* Material for the task:
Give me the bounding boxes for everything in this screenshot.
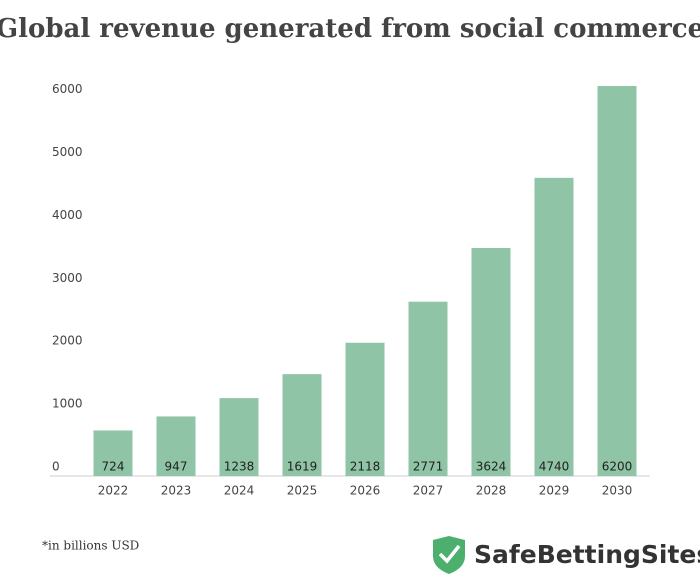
value-label: 2118 (350, 460, 381, 474)
x-tick-label: 2025 (287, 484, 318, 498)
value-label: 724 (102, 460, 125, 474)
bar (534, 177, 574, 476)
bar (156, 416, 196, 476)
y-tick-label: 6000 (52, 82, 83, 96)
y-tick-label: 5000 (52, 145, 83, 159)
bar (282, 374, 322, 476)
value-label: 3624 (476, 460, 507, 474)
footnote: *in billions USD (42, 539, 139, 553)
y-tick-label: 1000 (52, 397, 83, 411)
value-label: 1619 (287, 460, 318, 474)
bar (345, 342, 385, 476)
x-tick-label: 2029 (539, 484, 570, 498)
x-tick-label: 2023 (161, 484, 192, 498)
value-label: 1238 (224, 460, 255, 474)
logo-shield (433, 536, 465, 574)
value-label: 6200 (602, 460, 633, 474)
x-tick-label: 2026 (350, 484, 381, 498)
x-tick-label: 2022 (98, 484, 129, 498)
y-tick-label: 3000 (52, 271, 83, 285)
x-tick-label: 2024 (224, 484, 255, 498)
value-label: 947 (165, 460, 188, 474)
logo-text: SafeBettingSites (474, 540, 700, 569)
bar (93, 430, 133, 476)
bar (597, 86, 637, 476)
bar (471, 248, 511, 476)
value-label: 2771 (413, 460, 444, 474)
y-tick-label: 0 (52, 460, 60, 474)
y-tick-label: 2000 (52, 334, 83, 348)
y-tick-label: 4000 (52, 208, 83, 222)
x-tick-label: 2027 (413, 484, 444, 498)
bar (408, 301, 448, 476)
bar (219, 398, 259, 476)
x-tick-label: 2030 (602, 484, 633, 498)
chart-title: Global revenue generated from social com… (0, 14, 700, 44)
value-label: 4740 (539, 460, 570, 474)
logo: SafeBettingSites (433, 536, 700, 574)
logo-check (438, 544, 461, 564)
x-tick-label: 2028 (476, 484, 507, 498)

* Exercise directions: Identify each line of the records that contains the word "logo", and copy those lines out. Case counts.

* The answer:
logo-shield (433, 536, 465, 574)
logo-text: SafeBettingSites (474, 540, 700, 569)
logo: SafeBettingSites (433, 536, 700, 574)
logo-check (438, 544, 461, 564)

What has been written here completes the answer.